= Direction =
The listing below is to be output in its exact form.

◇ ◇ ◇

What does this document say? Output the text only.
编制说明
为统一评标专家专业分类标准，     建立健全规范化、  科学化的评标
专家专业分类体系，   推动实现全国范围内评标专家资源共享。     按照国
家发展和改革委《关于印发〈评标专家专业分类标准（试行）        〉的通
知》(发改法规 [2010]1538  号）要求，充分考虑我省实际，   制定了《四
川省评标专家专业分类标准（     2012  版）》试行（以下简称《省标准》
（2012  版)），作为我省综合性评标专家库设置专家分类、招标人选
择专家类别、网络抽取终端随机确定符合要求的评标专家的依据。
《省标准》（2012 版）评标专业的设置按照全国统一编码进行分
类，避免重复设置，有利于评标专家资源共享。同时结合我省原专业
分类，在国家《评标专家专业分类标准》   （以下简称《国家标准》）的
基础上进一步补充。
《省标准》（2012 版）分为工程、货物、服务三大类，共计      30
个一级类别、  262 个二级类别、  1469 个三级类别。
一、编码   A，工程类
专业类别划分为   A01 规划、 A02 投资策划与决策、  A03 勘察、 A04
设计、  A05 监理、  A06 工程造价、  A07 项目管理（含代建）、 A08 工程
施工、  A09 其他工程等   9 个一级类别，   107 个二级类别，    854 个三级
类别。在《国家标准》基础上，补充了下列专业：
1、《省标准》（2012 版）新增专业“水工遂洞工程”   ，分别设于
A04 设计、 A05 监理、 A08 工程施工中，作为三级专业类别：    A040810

◇ ◇ ◇

= Output =
What does this document say? Output the text only.
编制说明
为统一评标专家专业分类标准，     建立健全规范化、  科学化的评标
专家专业分类体系，   推动实现全国范围内评标专家资源共享。     按照国
家发展和改革委《关于印发〈评标专家专业分类标准（试行）        〉的通
知》(发改法规 [2010]1538  号）要求，充分考虑我省实际，   制定了《四
川省评标专家专业分类标准（     2012  版）》试行（以下简称《省标准》
（2012  版)），作为我省综合性评标专家库设置专家分类、招标人选
择专家类别、网络抽取终端随机确定符合要求的评标专家的依据。
《省标准》（2012 版）评标专业的设置按照全国统一编码进行分
类，避免重复设置，有利于评标专家资源共享。同时结合我省原专业
分类，在国家《评标专家专业分类标准》   （以下简称《国家标准》）的
基础上进一步补充。
《省标准》（2012 版）分为工程、货物、服务三大类，共计      30
个一级类别、  262 个二级类别、  1469 个三级类别。
一、编码   A，工程类
专业类别划分为   A01 规划、 A02 投资策划与决策、  A03 勘察、 A04
设计、  A05 监理、  A06 工程造价、  A07 项目管理（含代建）、 A08 工程
施工、  A09 其他工程等   9 个一级类别，   107 个二级类别，    854 个三级
类别。在《国家标准》基础上，补充了下列专业：
1、《省标准》（2012 版）新增专业“水工遂洞工程”   ，分别设于
A04 设计、 A05 监理、 A08 工程施工中，作为三级专业类别：    A040810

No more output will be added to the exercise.